Anti-inflammatory activity of silymarin in patients with knee osteoarthritis. A comparative study with piroxicam and meloxicam.

Author(s): Hussain SA, Jassim NA, Numan IT, Al-Khalifa II, Abdullah TA

Affiliation(s): Department of Pharmacology and Toxicology, College of Pharmacy, University of Baghdad, Baghdad, Iraq. Tel. +946 625532418. Fax. +946 14168803. E-mail: saad_alzaidi@yahoo.com.

Publication date & source: 2009-01, Saudi Med J., 30(1):98-103.

## Action item A
Transcribe everything in the silymarin study citation from "Author(s): Hussain SA, Jassim" down to "Med J., 30(1):98-103.".
## Action item B
Answer these from the silymarin study citation:
(i) Which two drugs was silymarin compared with?
(ii) Which university is given in the affiliation?
(iii) In which journal did the study appear?
Nothing in the data items is needed for this work.

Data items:
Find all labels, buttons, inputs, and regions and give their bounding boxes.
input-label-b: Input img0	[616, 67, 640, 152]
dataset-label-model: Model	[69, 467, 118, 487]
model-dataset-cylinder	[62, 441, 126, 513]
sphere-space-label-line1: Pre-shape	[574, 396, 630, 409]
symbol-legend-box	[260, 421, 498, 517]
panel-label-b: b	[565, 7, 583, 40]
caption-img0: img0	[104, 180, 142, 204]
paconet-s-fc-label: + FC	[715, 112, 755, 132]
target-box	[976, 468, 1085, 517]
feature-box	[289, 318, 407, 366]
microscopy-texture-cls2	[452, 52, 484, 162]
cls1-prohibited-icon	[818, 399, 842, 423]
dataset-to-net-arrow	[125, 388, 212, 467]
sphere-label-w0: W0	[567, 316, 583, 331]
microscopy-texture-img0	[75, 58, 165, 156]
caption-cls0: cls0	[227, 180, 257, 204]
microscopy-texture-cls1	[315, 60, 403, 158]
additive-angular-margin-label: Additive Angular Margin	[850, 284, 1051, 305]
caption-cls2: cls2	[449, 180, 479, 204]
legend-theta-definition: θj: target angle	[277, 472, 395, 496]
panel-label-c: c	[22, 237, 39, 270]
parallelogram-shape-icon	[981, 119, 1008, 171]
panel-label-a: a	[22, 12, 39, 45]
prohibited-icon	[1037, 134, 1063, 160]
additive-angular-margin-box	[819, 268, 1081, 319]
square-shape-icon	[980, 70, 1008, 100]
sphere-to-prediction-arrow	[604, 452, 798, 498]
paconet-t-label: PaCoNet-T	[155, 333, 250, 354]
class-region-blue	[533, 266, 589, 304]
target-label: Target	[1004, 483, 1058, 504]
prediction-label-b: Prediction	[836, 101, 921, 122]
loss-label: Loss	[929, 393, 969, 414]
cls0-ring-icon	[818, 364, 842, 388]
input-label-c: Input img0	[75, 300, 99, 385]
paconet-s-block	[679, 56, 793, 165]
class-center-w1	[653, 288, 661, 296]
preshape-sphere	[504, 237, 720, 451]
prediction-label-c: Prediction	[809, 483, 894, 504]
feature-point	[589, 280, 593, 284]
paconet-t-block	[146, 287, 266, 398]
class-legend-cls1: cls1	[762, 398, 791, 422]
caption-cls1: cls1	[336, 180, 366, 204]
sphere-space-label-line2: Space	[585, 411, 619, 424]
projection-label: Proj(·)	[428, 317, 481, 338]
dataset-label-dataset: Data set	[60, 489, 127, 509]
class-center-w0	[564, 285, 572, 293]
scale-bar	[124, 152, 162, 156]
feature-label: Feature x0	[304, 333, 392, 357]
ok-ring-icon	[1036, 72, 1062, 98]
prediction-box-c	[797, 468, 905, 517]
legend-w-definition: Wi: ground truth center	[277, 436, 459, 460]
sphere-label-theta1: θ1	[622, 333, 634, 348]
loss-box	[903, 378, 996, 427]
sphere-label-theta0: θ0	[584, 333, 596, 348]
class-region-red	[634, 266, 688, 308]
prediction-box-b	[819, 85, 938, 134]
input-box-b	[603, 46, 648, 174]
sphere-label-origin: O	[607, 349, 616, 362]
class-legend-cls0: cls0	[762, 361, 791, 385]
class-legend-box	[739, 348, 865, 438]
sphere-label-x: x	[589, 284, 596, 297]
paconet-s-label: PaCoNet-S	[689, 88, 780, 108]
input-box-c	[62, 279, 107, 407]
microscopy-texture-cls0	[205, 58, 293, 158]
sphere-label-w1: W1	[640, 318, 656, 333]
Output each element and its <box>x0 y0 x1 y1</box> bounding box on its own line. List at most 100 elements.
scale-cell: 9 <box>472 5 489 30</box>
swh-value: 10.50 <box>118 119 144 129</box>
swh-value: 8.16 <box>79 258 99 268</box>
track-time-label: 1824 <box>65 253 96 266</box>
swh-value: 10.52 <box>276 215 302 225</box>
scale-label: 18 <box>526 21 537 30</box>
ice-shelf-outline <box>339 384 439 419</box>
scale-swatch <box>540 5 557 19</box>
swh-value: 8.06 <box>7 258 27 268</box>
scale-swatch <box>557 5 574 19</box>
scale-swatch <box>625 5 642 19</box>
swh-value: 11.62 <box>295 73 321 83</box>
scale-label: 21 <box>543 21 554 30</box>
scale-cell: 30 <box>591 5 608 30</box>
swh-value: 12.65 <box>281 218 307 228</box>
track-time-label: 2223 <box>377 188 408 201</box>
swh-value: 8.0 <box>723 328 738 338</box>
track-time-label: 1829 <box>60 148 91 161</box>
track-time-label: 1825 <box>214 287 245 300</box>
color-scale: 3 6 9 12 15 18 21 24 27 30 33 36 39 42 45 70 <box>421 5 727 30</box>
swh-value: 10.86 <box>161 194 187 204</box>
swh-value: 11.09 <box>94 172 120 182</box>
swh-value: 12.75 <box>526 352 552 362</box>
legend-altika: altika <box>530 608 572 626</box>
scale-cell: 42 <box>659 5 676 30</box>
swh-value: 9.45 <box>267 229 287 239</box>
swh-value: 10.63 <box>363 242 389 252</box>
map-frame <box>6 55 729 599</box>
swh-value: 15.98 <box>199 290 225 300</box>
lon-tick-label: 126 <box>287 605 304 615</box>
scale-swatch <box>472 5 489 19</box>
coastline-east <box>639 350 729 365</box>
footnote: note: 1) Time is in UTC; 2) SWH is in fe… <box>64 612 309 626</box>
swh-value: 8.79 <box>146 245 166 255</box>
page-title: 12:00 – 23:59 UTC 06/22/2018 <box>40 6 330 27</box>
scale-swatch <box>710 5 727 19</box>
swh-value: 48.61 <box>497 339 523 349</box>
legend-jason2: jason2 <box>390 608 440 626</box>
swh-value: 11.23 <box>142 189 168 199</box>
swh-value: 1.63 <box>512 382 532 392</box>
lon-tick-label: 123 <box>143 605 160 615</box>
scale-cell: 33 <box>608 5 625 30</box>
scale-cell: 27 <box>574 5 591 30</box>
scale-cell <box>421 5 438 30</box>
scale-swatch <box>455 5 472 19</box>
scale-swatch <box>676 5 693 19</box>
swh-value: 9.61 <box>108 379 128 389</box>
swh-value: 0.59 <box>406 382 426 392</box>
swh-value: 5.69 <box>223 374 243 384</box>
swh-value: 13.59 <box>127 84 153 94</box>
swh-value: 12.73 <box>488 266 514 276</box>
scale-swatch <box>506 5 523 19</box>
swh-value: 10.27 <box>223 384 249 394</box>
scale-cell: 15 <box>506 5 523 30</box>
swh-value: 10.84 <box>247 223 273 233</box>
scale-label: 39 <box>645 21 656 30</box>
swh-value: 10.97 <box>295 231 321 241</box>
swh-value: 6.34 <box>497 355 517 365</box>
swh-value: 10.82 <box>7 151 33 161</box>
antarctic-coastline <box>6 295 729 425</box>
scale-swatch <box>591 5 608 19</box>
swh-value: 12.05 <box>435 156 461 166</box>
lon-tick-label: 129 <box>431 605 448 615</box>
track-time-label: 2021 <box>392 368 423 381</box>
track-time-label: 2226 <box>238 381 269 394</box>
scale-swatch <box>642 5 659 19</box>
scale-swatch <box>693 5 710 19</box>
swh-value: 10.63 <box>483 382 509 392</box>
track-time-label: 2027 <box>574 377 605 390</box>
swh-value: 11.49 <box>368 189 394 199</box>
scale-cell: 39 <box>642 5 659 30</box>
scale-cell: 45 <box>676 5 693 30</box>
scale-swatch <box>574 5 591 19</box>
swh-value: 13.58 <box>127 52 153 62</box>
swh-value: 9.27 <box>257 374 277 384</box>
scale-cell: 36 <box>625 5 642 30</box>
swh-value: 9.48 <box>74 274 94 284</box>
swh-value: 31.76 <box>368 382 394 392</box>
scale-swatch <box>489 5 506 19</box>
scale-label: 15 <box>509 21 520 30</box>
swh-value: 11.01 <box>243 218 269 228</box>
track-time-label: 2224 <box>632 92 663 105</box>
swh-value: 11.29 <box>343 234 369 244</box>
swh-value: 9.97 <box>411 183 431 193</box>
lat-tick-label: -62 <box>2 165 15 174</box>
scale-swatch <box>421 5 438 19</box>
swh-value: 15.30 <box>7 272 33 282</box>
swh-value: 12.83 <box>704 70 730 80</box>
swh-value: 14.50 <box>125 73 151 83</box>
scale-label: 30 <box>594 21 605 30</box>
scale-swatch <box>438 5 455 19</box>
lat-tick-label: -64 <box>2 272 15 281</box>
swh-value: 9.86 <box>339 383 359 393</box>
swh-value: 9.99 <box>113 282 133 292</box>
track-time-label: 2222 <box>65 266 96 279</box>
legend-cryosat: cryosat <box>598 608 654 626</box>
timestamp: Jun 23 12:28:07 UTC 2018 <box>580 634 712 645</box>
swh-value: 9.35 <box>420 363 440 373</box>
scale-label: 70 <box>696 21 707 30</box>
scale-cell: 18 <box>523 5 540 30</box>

## Final answer A
Author(s): Hussain SA, Jassim NA, Numan IT, Al-Khalifa II, Abdullah TA

Affiliation(s): Department of Pharmacology and Toxicology, College of Pharmacy, University of Baghdad, Baghdad, Iraq. Tel. +946 625532418. Fax. +946 14168803. E-mail: saad_alzaidi@yahoo.com.

Publication date & source: 2009-01, Saudi Med J., 30(1):98-103.

## Final answer B
(i) Piroxicam and meloxicam
(ii) University of Baghdad
(iii) Saudi Med J.